▸ WHAT IS EXPECTED
Each entry that follows must be output without any deviation.

▸ RECORDS
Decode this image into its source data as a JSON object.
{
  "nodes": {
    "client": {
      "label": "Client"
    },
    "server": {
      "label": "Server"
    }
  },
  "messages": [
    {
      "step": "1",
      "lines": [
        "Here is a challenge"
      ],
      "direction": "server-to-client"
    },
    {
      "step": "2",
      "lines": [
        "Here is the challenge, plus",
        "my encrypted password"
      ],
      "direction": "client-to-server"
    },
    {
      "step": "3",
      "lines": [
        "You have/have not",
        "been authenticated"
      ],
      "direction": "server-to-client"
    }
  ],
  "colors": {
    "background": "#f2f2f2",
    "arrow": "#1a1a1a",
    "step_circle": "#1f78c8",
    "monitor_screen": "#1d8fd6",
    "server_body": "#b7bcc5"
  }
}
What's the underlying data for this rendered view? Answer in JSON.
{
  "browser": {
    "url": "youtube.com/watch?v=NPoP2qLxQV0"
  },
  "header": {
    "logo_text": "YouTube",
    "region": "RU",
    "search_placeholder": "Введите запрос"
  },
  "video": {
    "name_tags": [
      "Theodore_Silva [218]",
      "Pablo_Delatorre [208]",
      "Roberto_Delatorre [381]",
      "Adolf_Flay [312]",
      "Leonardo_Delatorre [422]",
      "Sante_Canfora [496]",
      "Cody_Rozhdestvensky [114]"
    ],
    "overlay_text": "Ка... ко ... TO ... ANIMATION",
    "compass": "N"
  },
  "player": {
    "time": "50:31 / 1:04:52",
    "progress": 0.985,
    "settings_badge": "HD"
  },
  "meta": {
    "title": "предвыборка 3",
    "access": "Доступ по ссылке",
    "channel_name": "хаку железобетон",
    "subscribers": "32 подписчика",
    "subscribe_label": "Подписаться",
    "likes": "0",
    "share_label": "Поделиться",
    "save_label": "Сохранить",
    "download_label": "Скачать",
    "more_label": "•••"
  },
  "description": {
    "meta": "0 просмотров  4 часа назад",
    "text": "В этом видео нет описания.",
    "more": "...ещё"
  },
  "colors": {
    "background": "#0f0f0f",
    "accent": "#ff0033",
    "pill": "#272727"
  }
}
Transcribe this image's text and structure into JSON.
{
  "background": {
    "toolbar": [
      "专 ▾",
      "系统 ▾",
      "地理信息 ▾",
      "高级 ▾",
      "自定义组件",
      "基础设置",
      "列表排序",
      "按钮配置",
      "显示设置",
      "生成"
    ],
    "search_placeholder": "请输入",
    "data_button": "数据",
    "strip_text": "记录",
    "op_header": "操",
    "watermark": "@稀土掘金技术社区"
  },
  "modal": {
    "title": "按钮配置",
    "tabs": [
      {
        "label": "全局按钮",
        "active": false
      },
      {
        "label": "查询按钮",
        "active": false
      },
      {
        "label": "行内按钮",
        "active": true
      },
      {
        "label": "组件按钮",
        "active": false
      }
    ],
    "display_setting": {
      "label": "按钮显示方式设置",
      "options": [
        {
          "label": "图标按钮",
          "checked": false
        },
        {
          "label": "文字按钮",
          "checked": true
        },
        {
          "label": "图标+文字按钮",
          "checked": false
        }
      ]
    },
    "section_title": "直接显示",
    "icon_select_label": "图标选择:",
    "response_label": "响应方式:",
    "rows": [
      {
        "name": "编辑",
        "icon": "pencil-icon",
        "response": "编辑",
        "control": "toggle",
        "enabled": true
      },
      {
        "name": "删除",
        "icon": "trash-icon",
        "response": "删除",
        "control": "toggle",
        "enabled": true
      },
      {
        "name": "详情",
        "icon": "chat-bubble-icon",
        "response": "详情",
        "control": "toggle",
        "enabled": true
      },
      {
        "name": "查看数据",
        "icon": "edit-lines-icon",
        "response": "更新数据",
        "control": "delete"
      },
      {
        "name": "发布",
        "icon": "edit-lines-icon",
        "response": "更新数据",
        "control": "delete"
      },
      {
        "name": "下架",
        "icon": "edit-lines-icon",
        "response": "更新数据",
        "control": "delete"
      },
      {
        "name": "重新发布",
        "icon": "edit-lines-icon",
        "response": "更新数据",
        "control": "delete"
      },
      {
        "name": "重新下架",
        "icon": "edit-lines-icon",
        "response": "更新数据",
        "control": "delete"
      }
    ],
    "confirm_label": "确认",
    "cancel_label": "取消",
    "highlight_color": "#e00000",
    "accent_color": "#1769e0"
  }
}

▸ WORKED SOLUTION
Decode this image into its source data as a JSON object.
{
  "nodes": {
    "client": {
      "label": "Client"
    },
    "server": {
      "label": "Server"
    }
  },
  "messages": [
    {
      "step": "1",
      "lines": [
        "Here is a challenge"
      ],
      "direction": "server-to-client"
    },
    {
      "step": "2",
      "lines": [
        "Here is the challenge, plus",
        "my encrypted password"
      ],
      "direction": "client-to-server"
    },
    {
      "step": "3",
      "lines": [
        "You have/have not",
        "been authenticated"
      ],
      "direction": "server-to-client"
    }
  ],
  "colors": {
    "background": "#f2f2f2",
    "arrow": "#1a1a1a",
    "step_circle": "#1f78c8",
    "monitor_screen": "#1d8fd6",
    "server_body": "#b7bcc5"
  }
}
What's the underlying data for this rendered view? Answer in JSON.
{
  "browser": {
    "url": "youtube.com/watch?v=NPoP2qLxQV0"
  },
  "header": {
    "logo_text": "YouTube",
    "region": "RU",
    "search_placeholder": "Введите запрос"
  },
  "video": {
    "name_tags": [
      "Theodore_Silva [218]",
      "Pablo_Delatorre [208]",
      "Roberto_Delatorre [381]",
      "Adolf_Flay [312]",
      "Leonardo_Delatorre [422]",
      "Sante_Canfora [496]",
      "Cody_Rozhdestvensky [114]"
    ],
    "overlay_text": "Ка... ко ... TO ... ANIMATION",
    "compass": "N"
  },
  "player": {
    "time": "50:31 / 1:04:52",
    "progress": 0.985,
    "settings_badge": "HD"
  },
  "meta": {
    "title": "предвыборка 3",
    "access": "Доступ по ссылке",
    "channel_name": "хаку железобетон",
    "subscribers": "32 подписчика",
    "subscribe_label": "Подписаться",
    "likes": "0",
    "share_label": "Поделиться",
    "save_label": "Сохранить",
    "download_label": "Скачать",
    "more_label": "•••"
  },
  "description": {
    "meta": "0 просмотров  4 часа назад",
    "text": "В этом видео нет описания.",
    "more": "...ещё"
  },
  "colors": {
    "background": "#0f0f0f",
    "accent": "#ff0033",
    "pill": "#272727"
  }
}
Transcribe this image's text and structure into JSON.
{
  "background": {
    "toolbar": [
      "专 ▾",
      "系统 ▾",
      "地理信息 ▾",
      "高级 ▾",
      "自定义组件",
      "基础设置",
      "列表排序",
      "按钮配置",
      "显示设置",
      "生成"
    ],
    "search_placeholder": "请输入",
    "data_button": "数据",
    "strip_text": "记录",
    "op_header": "操",
    "watermark": "@稀土掘金技术社区"
  },
  "modal": {
    "title": "按钮配置",
    "tabs": [
      {
        "label": "全局按钮",
        "active": false
      },
      {
        "label": "查询按钮",
        "active": false
      },
      {
        "label": "行内按钮",
        "active": true
      },
      {
        "label": "组件按钮",
        "active": false
      }
    ],
    "display_setting": {
      "label": "按钮显示方式设置",
      "options": [
        {
          "label": "图标按钮",
          "checked": false
        },
        {
          "label": "文字按钮",
          "checked": true
        },
        {
          "label": "图标+文字按钮",
          "checked": false
        }
      ]
    },
    "section_title": "直接显示",
    "icon_select_label": "图标选择:",
    "response_label": "响应方式:",
    "rows": [
      {
        "name": "编辑",
        "icon": "pencil-icon",
        "response": "编辑",
        "control": "toggle",
        "enabled": true
      },
      {
        "name": "删除",
        "icon": "trash-icon",
        "response": "删除",
        "control": "toggle",
        "enabled": true
      },
      {
        "name": "详情",
        "icon": "chat-bubble-icon",
        "response": "详情",
        "control": "toggle",
        "enabled": true
      },
      {
        "name": "查看数据",
        "icon": "edit-lines-icon",
        "response": "更新数据",
        "control": "delete"
      },
      {
        "name": "发布",
        "icon": "edit-lines-icon",
        "response": "更新数据",
        "control": "delete"
      },
      {
        "name": "下架",
        "icon": "edit-lines-icon",
        "response": "更新数据",
        "control": "delete"
      },
      {
        "name": "重新发布",
        "icon": "edit-lines-icon",
        "response": "更新数据",
        "control": "delete"
      },
      {
        "name": "重新下架",
        "icon": "edit-lines-icon",
        "response": "更新数据",
        "control": "delete"
      }
    ],
    "confirm_label": "确认",
    "cancel_label": "取消",
    "highlight_color": "#e00000",
    "accent_color": "#1769e0"
  }
}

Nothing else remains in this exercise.